(Saved entries)
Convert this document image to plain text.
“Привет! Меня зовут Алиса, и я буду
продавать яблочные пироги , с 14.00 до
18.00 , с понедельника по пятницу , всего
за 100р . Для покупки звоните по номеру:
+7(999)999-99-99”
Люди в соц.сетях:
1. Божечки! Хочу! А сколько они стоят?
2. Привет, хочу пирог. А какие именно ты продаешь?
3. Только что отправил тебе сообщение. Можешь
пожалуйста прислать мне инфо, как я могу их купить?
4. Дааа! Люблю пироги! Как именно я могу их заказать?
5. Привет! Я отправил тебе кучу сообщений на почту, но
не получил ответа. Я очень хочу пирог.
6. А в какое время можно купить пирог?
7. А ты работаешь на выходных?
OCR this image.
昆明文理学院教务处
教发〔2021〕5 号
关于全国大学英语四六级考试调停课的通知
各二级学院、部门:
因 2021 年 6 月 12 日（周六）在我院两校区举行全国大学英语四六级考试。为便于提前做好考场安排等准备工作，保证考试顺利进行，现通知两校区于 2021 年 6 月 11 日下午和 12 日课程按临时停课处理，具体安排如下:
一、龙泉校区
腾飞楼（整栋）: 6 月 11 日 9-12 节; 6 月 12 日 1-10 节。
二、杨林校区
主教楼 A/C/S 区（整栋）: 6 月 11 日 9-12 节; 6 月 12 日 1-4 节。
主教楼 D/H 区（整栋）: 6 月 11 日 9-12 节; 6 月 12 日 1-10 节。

### Written request
Return the listing above word for word.

### Completed exercise
Convert this document image to plain text.
“Привет! Меня зовут Алиса, и я буду
продавать яблочные пироги , с 14.00 до
18.00 , с понедельника по пятницу , всего
за 100р . Для покупки звоните по номеру:
+7(999)999-99-99”
Люди в соц.сетях:
1. Божечки! Хочу! А сколько они стоят?
2. Привет, хочу пирог. А какие именно ты продаешь?
3. Только что отправил тебе сообщение. Можешь
пожалуйста прислать мне инфо, как я могу их купить?
4. Дааа! Люблю пироги! Как именно я могу их заказать?
5. Привет! Я отправил тебе кучу сообщений на почту, но
не получил ответа. Я очень хочу пирог.
6. А в какое время можно купить пирог?
7. А ты работаешь на выходных?
OCR this image.
昆明文理学院教务处
教发〔2021〕5 号
关于全国大学英语四六级考试调停课的通知
各二级学院、部门:
因 2021 年 6 月 12 日（周六）在我院两校区举行全国大学英语四六级考试。为便于提前做好考场安排等准备工作，保证考试顺利进行，现通知两校区于 2021 年 6 月 11 日下午和 12 日课程按临时停课处理，具体安排如下:
一、龙泉校区
腾飞楼（整栋）: 6 月 11 日 9-12 节; 6 月 12 日 1-10 节。
二、杨林校区
主教楼 A/C/S 区（整栋）: 6 月 11 日 9-12 节; 6 月 12 日 1-4 节。
主教楼 D/H 区（整栋）: 6 月 11 日 9-12 节; 6 月 12 日 1-10 节。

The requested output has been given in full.